1
$\begingroup$

Observation:

  1. Sigma summation is iterative form of binary plus.
  2. Pi-capital product is iterative form of multiplication.
  3. Lattice supremum is iterative form binary meet.
  4. Lattice infinum is iterative form binary join.
  5. Existential and universal quatifiers are lattice supremum and infinum.
  6. Integral is summation "in the limit".

Does any quantifier have associated binary operation; for example what generalized quantifiers like "more than 5" corresponds to? Positive answer to this question would hint to binary operation corresponding to the limit quantifier -- essentially we are looking into where sequence "majority" leads to.

Likewise, what might be a binary operation corresponding to lambda abstraction? Having associated binary operation greatly facilitates intuition behind quantifier; it can be thought of as just repetitive application of binary operation.

• Tasks to carry out:
(A) Please decide whether each statement below agrees with the post on quantifiers and binary operations, answering yes or no and quoting the words of the post that settle it.
(i) Pi-capital product is described as the iterative form of multiplication.
(ii) Integral is described as summation "in the limit".
(iii) The post states that lambda abstraction corresponds to binary plus.
(B) Copy from the post on quantifiers and binary operations the passage between "4. Lattice infinum" and "of binary operation.", inclusive.

• Information supplied:
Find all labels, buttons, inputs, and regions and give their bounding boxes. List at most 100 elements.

• Expected results:
(A)
(i) Yes: "Pi-capital product is iterative form of multiplication."
(ii) Yes: "Integral is summation "in the limit"."
(iii) No: "Likewise, what might be a binary operation corresponding to lambda abstraction?"

(B)
4. Lattice infinum is iterative form binary join.
  5. Existential and universal quatifiers are lattice supremum and infinum.
  6. Integral is summation "in the limit".

Does any quantifier have associated binary operation; for example what generalized quantifiers like "more than 5" corresponds to? Positive answer to this question would hint to binary operation corresponding to the limit quantifier -- essentially we are looking into where sequence "majority" leads to.

Likewise, what might be a binary operation corresponding to lambda abstraction? Having associated binary operation greatly facilitates intuition behind quantifier; it can be thought of as just repetitive application of binary operation.